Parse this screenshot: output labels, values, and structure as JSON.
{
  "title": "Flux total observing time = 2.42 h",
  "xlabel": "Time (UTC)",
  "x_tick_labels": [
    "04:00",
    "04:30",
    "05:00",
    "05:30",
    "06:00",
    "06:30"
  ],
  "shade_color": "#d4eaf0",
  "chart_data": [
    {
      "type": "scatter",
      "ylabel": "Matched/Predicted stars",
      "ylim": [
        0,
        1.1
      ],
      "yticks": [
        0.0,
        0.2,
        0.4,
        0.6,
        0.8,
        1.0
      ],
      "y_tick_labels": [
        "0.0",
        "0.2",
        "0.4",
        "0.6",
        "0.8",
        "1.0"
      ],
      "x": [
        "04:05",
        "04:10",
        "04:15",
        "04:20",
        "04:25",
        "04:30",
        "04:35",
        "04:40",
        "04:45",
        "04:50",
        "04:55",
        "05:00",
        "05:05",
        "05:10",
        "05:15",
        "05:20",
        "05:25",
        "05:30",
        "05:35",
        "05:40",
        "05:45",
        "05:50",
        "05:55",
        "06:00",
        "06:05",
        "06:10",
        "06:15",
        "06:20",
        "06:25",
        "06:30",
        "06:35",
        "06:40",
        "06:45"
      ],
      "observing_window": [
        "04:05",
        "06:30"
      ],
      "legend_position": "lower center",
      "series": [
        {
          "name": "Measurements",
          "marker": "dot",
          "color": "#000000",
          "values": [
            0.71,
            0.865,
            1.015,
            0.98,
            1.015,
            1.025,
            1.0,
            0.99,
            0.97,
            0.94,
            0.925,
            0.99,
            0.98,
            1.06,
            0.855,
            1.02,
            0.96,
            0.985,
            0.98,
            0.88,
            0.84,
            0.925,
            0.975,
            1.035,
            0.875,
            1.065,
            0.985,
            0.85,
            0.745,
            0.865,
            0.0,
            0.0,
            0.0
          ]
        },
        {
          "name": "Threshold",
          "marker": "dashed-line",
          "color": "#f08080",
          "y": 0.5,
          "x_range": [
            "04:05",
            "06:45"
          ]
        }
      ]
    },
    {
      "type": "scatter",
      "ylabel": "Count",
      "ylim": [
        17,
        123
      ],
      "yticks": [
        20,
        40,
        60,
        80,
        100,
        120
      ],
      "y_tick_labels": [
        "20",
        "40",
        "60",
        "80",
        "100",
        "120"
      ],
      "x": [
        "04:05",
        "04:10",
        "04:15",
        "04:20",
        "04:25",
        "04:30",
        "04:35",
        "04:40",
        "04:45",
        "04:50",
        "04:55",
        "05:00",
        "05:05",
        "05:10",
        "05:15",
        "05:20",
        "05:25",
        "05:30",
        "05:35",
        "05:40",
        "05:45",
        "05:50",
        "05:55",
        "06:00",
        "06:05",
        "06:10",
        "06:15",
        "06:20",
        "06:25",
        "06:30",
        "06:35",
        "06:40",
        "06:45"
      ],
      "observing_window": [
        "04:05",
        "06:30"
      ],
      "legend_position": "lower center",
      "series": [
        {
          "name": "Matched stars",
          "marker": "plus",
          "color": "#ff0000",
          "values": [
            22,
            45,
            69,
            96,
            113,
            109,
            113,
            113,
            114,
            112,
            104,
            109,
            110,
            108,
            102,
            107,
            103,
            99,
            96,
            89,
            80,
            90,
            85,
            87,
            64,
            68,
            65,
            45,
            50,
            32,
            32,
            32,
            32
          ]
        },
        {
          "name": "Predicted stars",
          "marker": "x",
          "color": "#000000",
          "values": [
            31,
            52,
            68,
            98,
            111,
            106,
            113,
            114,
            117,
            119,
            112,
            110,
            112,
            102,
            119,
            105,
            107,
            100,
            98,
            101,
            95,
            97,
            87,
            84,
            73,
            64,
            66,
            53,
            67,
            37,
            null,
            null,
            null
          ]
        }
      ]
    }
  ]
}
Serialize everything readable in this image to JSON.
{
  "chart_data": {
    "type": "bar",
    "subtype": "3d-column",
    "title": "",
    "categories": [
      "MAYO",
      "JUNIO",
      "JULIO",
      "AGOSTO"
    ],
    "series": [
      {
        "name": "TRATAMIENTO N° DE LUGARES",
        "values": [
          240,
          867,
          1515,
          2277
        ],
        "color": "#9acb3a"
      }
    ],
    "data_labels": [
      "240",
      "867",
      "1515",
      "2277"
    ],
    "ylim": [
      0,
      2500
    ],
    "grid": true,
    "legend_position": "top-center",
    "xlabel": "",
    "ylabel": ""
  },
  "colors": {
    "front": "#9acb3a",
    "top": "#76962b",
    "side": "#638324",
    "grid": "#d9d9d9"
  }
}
===
» **What you need to do**
Find each line with the string "stars" and copy it out.

» **Problem solution**
      "ylabel": "Matched/Predicted stars",
          "name": "Matched stars",
          "name": "Predicted stars",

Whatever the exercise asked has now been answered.